__Exercise requirements__: Reproduce the following material line for line, without altering anything.

__Data entries__:
+ + +

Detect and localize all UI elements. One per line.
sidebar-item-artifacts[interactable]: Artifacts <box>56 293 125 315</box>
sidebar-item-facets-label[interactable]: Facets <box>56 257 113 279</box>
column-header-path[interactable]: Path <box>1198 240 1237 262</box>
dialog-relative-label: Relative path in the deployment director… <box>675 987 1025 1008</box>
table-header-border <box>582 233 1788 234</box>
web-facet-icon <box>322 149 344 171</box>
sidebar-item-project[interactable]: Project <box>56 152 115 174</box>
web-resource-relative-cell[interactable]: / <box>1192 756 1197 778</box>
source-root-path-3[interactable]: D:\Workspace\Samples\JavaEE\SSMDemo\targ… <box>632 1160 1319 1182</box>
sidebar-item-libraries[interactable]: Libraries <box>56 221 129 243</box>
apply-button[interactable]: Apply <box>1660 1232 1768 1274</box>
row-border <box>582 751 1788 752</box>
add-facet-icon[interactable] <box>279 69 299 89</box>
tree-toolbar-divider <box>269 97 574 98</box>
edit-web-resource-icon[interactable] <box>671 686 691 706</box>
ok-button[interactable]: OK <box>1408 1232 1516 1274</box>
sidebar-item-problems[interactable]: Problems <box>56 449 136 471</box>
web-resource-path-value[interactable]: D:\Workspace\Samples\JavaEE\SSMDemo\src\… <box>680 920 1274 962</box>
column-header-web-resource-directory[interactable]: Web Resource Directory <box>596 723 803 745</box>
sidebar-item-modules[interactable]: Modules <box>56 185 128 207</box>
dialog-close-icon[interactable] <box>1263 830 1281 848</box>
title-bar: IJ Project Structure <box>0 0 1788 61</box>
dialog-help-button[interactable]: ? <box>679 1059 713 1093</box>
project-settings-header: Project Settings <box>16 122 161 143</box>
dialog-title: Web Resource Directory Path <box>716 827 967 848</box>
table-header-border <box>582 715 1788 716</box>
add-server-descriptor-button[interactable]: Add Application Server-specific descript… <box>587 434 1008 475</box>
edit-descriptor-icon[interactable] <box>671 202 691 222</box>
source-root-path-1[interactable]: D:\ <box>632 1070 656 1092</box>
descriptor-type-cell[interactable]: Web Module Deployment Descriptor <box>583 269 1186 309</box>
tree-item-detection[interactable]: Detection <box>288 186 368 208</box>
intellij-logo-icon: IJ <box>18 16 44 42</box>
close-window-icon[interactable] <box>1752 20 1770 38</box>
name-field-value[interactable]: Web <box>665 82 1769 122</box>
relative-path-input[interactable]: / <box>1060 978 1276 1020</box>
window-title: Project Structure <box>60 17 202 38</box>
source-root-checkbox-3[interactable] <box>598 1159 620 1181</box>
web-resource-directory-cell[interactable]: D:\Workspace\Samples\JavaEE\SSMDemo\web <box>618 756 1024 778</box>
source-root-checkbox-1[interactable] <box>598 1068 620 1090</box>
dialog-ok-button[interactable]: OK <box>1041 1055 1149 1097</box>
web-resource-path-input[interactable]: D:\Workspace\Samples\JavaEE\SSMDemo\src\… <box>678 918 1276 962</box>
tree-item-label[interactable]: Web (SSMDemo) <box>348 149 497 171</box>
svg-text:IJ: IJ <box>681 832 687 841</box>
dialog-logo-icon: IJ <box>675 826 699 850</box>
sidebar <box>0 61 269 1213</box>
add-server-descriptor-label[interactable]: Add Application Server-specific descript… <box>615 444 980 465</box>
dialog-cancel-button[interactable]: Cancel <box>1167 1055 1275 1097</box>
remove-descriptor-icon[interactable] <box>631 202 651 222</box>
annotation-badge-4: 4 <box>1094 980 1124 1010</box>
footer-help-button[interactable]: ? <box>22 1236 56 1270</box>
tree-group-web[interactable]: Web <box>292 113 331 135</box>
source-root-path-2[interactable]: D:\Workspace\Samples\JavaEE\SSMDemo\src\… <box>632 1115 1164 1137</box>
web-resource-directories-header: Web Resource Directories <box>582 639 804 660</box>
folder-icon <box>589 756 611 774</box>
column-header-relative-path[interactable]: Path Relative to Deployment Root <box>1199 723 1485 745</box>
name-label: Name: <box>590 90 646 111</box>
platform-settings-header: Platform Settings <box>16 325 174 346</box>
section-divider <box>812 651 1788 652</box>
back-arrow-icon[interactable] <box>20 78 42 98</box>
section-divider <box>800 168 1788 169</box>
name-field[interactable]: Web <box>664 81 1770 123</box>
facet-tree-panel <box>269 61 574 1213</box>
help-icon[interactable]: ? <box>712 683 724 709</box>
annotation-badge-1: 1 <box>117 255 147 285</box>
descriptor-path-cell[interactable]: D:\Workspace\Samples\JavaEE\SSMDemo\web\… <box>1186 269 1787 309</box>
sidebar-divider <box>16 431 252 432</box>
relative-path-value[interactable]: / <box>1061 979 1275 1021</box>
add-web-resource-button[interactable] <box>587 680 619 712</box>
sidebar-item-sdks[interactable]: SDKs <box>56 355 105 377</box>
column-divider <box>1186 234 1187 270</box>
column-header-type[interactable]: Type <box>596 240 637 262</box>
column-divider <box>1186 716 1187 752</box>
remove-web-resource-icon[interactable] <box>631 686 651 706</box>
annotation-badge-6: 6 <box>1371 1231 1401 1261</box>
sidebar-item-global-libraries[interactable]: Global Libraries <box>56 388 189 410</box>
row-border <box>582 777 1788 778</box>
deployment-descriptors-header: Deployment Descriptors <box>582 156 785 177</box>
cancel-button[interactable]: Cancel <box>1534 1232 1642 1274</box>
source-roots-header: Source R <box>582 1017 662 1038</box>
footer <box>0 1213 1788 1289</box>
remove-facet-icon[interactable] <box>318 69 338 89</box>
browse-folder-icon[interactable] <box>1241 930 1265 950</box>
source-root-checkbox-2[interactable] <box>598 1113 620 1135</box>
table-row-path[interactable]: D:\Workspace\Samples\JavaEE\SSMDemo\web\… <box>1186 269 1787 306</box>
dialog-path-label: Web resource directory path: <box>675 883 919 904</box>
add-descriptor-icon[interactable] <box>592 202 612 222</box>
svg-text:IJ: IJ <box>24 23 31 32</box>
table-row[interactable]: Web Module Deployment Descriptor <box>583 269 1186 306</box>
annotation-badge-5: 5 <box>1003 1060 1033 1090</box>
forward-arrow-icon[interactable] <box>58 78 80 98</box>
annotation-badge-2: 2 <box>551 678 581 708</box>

+ + +

__Output of the task__:
Detect and localize all UI elements. One per line.
sidebar-item-artifacts[interactable]: Artifacts <box>56 293 125 315</box>
sidebar-item-facets-label[interactable]: Facets <box>56 257 113 279</box>
column-header-path[interactable]: Path <box>1198 240 1237 262</box>
dialog-relative-label: Relative path in the deployment director… <box>675 987 1025 1008</box>
table-header-border <box>582 233 1788 234</box>
web-facet-icon <box>322 149 344 171</box>
sidebar-item-project[interactable]: Project <box>56 152 115 174</box>
web-resource-relative-cell[interactable]: / <box>1192 756 1197 778</box>
source-root-path-3[interactable]: D:\Workspace\Samples\JavaEE\SSMDemo\targ… <box>632 1160 1319 1182</box>
sidebar-item-libraries[interactable]: Libraries <box>56 221 129 243</box>
apply-button[interactable]: Apply <box>1660 1232 1768 1274</box>
row-border <box>582 751 1788 752</box>
add-facet-icon[interactable] <box>279 69 299 89</box>
tree-toolbar-divider <box>269 97 574 98</box>
edit-web-resource-icon[interactable] <box>671 686 691 706</box>
ok-button[interactable]: OK <box>1408 1232 1516 1274</box>
sidebar-item-problems[interactable]: Problems <box>56 449 136 471</box>
web-resource-path-value[interactable]: D:\Workspace\Samples\JavaEE\SSMDemo\src\… <box>680 920 1274 962</box>
column-header-web-resource-directory[interactable]: Web Resource Directory <box>596 723 803 745</box>
sidebar-item-modules[interactable]: Modules <box>56 185 128 207</box>
dialog-close-icon[interactable] <box>1263 830 1281 848</box>
title-bar: IJ Project Structure <box>0 0 1788 61</box>
dialog-help-button[interactable]: ? <box>679 1059 713 1093</box>
project-settings-header: Project Settings <box>16 122 161 143</box>
dialog-title: Web Resource Directory Path <box>716 827 967 848</box>
table-header-border <box>582 715 1788 716</box>
add-server-descriptor-button[interactable]: Add Application Server-specific descript… <box>587 434 1008 475</box>
edit-descriptor-icon[interactable] <box>671 202 691 222</box>
source-root-path-1[interactable]: D:\ <box>632 1070 656 1092</box>
descriptor-type-cell[interactable]: Web Module Deployment Descriptor <box>583 269 1186 309</box>
tree-item-detection[interactable]: Detection <box>288 186 368 208</box>
intellij-logo-icon: IJ <box>18 16 44 42</box>
close-window-icon[interactable] <box>1752 20 1770 38</box>
name-field-value[interactable]: Web <box>665 82 1769 122</box>
relative-path-input[interactable]: / <box>1060 978 1276 1020</box>
window-title: Project Structure <box>60 17 202 38</box>
source-root-checkbox-3[interactable] <box>598 1159 620 1181</box>
web-resource-directory-cell[interactable]: D:\Workspace\Samples\JavaEE\SSMDemo\web <box>618 756 1024 778</box>
source-root-checkbox-1[interactable] <box>598 1068 620 1090</box>
dialog-ok-button[interactable]: OK <box>1041 1055 1149 1097</box>
web-resource-path-input[interactable]: D:\Workspace\Samples\JavaEE\SSMDemo\src\… <box>678 918 1276 962</box>
tree-item-label[interactable]: Web (SSMDemo) <box>348 149 497 171</box>
svg-text:IJ: IJ <box>681 832 687 841</box>
dialog-logo-icon: IJ <box>675 826 699 850</box>
sidebar <box>0 61 269 1213</box>
add-server-descriptor-label[interactable]: Add Application Server-specific descript… <box>615 444 980 465</box>
dialog-cancel-button[interactable]: Cancel <box>1167 1055 1275 1097</box>
remove-descriptor-icon[interactable] <box>631 202 651 222</box>
annotation-badge-4: 4 <box>1094 980 1124 1010</box>
footer-help-button[interactable]: ? <box>22 1236 56 1270</box>
tree-group-web[interactable]: Web <box>292 113 331 135</box>
source-root-path-2[interactable]: D:\Workspace\Samples\JavaEE\SSMDemo\src\… <box>632 1115 1164 1137</box>
web-resource-directories-header: Web Resource Directories <box>582 639 804 660</box>
folder-icon <box>589 756 611 774</box>
column-header-relative-path[interactable]: Path Relative to Deployment Root <box>1199 723 1485 745</box>
name-label: Name: <box>590 90 646 111</box>
platform-settings-header: Platform Settings <box>16 325 174 346</box>
section-divider <box>812 651 1788 652</box>
back-arrow-icon[interactable] <box>20 78 42 98</box>
section-divider <box>800 168 1788 169</box>
name-field[interactable]: Web <box>664 81 1770 123</box>
facet-tree-panel <box>269 61 574 1213</box>
help-icon[interactable]: ? <box>712 683 724 709</box>
annotation-badge-1: 1 <box>117 255 147 285</box>
descriptor-path-cell[interactable]: D:\Workspace\Samples\JavaEE\SSMDemo\web\… <box>1186 269 1787 309</box>
sidebar-divider <box>16 431 252 432</box>
relative-path-value[interactable]: / <box>1061 979 1275 1021</box>
add-web-resource-button[interactable] <box>587 680 619 712</box>
sidebar-item-sdks[interactable]: SDKs <box>56 355 105 377</box>
column-divider <box>1186 234 1187 270</box>
column-header-type[interactable]: Type <box>596 240 637 262</box>
column-divider <box>1186 716 1187 752</box>
remove-web-resource-icon[interactable] <box>631 686 651 706</box>
annotation-badge-6: 6 <box>1371 1231 1401 1261</box>
sidebar-item-global-libraries[interactable]: Global Libraries <box>56 388 189 410</box>
row-border <box>582 777 1788 778</box>
deployment-descriptors-header: Deployment Descriptors <box>582 156 785 177</box>
cancel-button[interactable]: Cancel <box>1534 1232 1642 1274</box>
source-roots-header: Source R <box>582 1017 662 1038</box>
footer <box>0 1213 1788 1289</box>
remove-facet-icon[interactable] <box>318 69 338 89</box>
browse-folder-icon[interactable] <box>1241 930 1265 950</box>
source-root-checkbox-2[interactable] <box>598 1113 620 1135</box>
table-row-path[interactable]: D:\Workspace\Samples\JavaEE\SSMDemo\web\… <box>1186 269 1787 306</box>
dialog-path-label: Web resource directory path: <box>675 883 919 904</box>
add-descriptor-icon[interactable] <box>592 202 612 222</box>
svg-text:IJ: IJ <box>24 23 31 32</box>
table-row[interactable]: Web Module Deployment Descriptor <box>583 269 1186 306</box>
annotation-badge-5: 5 <box>1003 1060 1033 1090</box>
forward-arrow-icon[interactable] <box>58 78 80 98</box>
annotation-badge-2: 2 <box>551 678 581 708</box>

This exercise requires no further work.